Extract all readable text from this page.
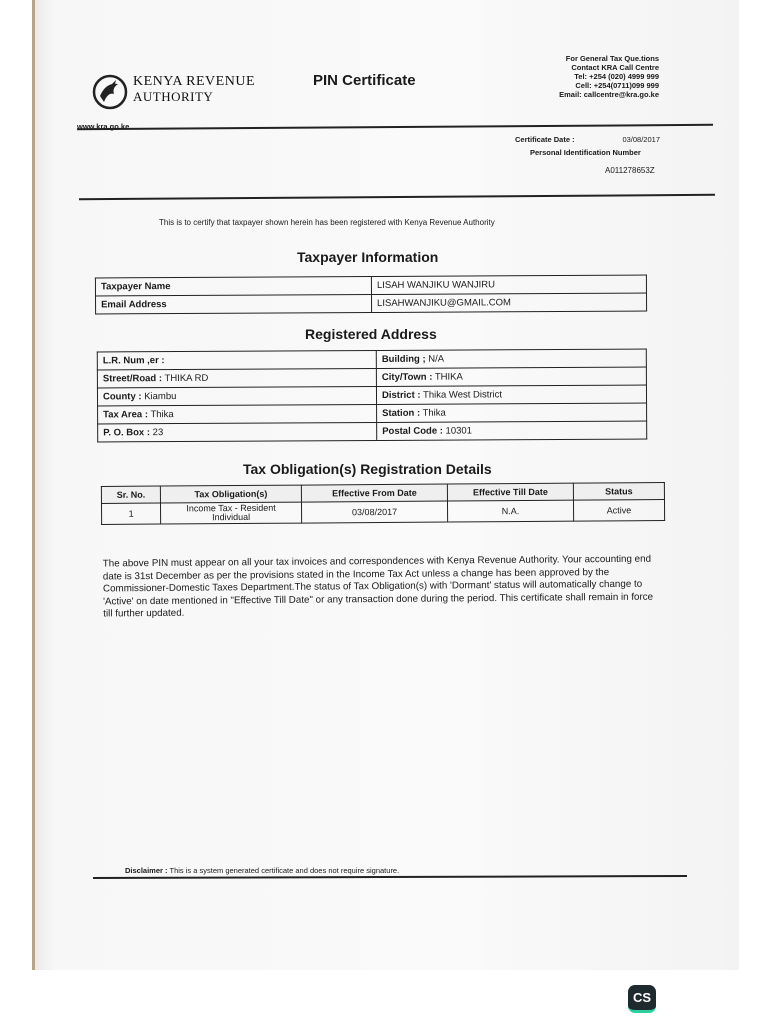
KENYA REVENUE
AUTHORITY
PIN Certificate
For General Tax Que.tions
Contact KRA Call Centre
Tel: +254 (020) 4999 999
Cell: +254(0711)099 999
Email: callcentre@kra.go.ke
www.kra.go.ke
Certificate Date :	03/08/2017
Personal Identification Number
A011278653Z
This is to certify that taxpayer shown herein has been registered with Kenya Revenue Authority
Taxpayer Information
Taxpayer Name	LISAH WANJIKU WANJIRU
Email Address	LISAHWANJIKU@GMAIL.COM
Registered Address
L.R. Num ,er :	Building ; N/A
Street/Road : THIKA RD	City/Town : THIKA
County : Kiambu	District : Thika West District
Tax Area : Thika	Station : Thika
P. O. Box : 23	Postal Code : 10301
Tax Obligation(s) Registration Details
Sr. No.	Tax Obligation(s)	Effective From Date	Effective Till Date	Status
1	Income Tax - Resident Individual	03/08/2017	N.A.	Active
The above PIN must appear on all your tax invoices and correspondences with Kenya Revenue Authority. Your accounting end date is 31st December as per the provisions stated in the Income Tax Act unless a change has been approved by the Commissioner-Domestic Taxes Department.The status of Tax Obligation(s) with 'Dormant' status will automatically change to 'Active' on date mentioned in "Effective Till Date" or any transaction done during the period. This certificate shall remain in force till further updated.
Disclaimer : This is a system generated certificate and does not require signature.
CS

+ + +

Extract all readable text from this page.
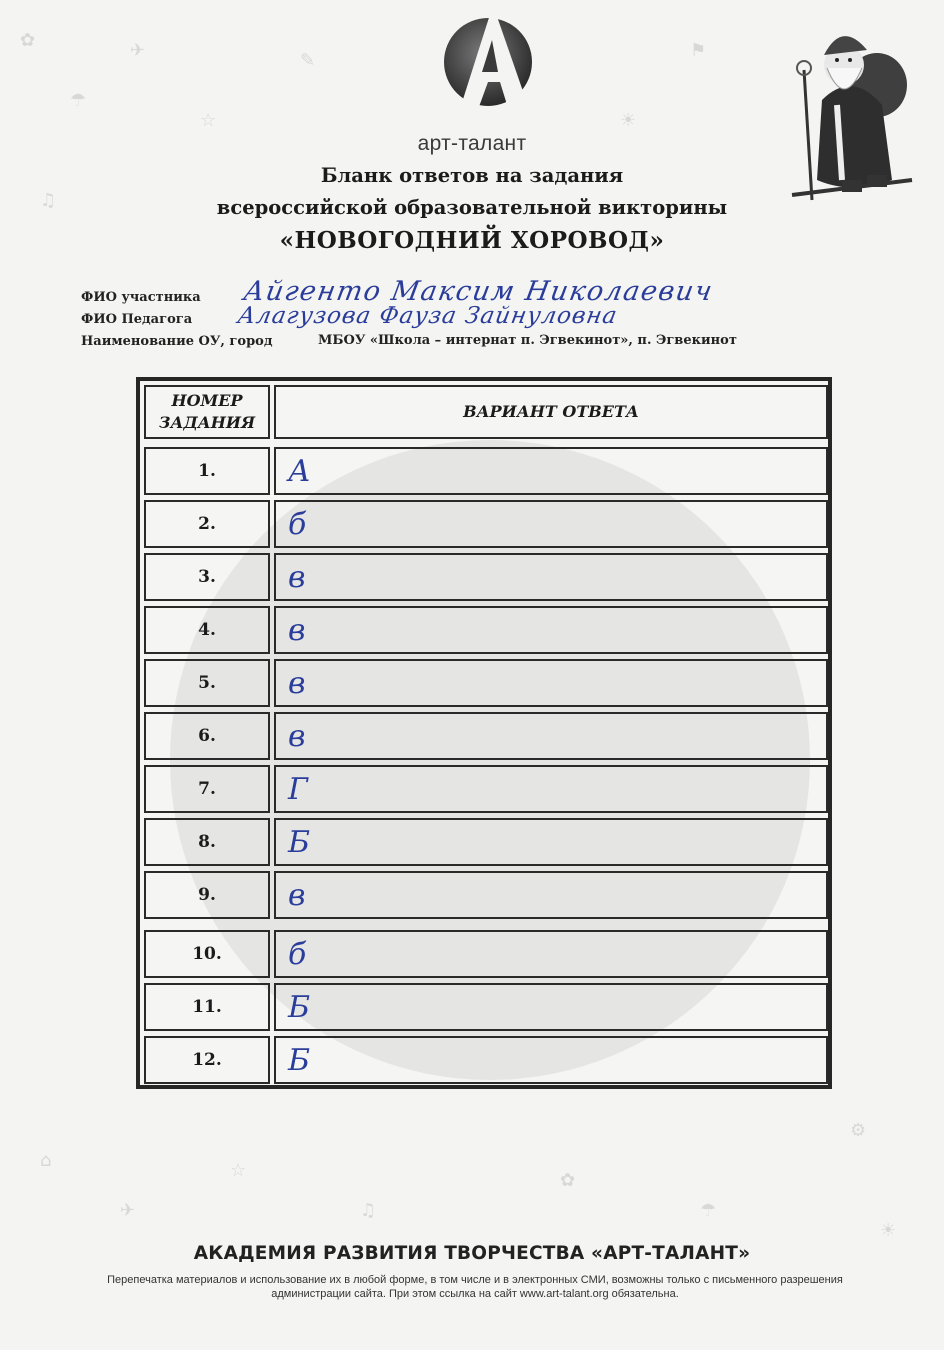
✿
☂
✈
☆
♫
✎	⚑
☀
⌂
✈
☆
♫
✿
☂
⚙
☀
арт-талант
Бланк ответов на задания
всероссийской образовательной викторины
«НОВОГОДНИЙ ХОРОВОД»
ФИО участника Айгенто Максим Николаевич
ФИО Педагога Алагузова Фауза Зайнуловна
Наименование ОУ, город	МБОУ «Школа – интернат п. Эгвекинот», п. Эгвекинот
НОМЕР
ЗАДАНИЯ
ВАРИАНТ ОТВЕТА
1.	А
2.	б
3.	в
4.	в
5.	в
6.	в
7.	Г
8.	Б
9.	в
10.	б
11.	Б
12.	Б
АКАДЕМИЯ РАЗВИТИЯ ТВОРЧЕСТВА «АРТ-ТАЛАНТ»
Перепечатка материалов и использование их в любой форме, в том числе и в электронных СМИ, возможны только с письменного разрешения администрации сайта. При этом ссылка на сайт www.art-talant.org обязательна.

+ + +

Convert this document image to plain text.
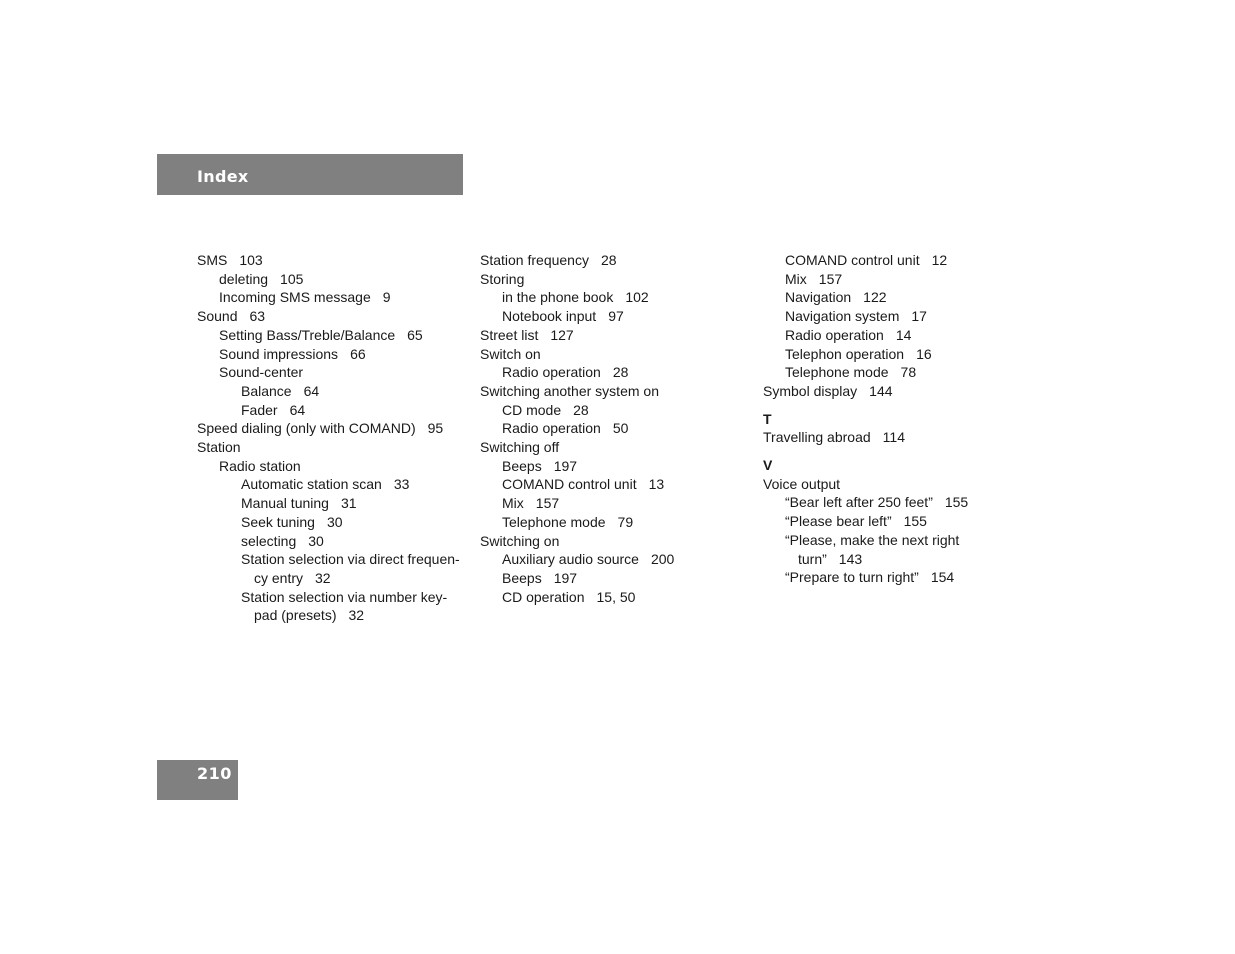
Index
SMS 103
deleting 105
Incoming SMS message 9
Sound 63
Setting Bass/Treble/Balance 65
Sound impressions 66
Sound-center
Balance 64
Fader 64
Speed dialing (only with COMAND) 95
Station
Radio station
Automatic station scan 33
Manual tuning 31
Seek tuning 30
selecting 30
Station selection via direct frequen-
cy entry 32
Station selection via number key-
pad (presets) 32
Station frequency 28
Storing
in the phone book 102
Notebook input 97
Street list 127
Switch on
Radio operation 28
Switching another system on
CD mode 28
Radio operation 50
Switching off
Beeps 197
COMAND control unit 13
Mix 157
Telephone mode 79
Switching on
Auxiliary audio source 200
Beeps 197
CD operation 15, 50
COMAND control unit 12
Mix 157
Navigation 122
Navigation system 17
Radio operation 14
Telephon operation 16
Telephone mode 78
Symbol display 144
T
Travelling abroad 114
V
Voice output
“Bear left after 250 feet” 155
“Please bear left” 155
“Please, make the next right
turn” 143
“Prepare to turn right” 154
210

+ + +

| Exercise prompt |
Wherever the string "Radio" appears in the entries above, list that line.

| Written response |
Radio station
Radio operation 28
Radio operation 50
Radio operation 14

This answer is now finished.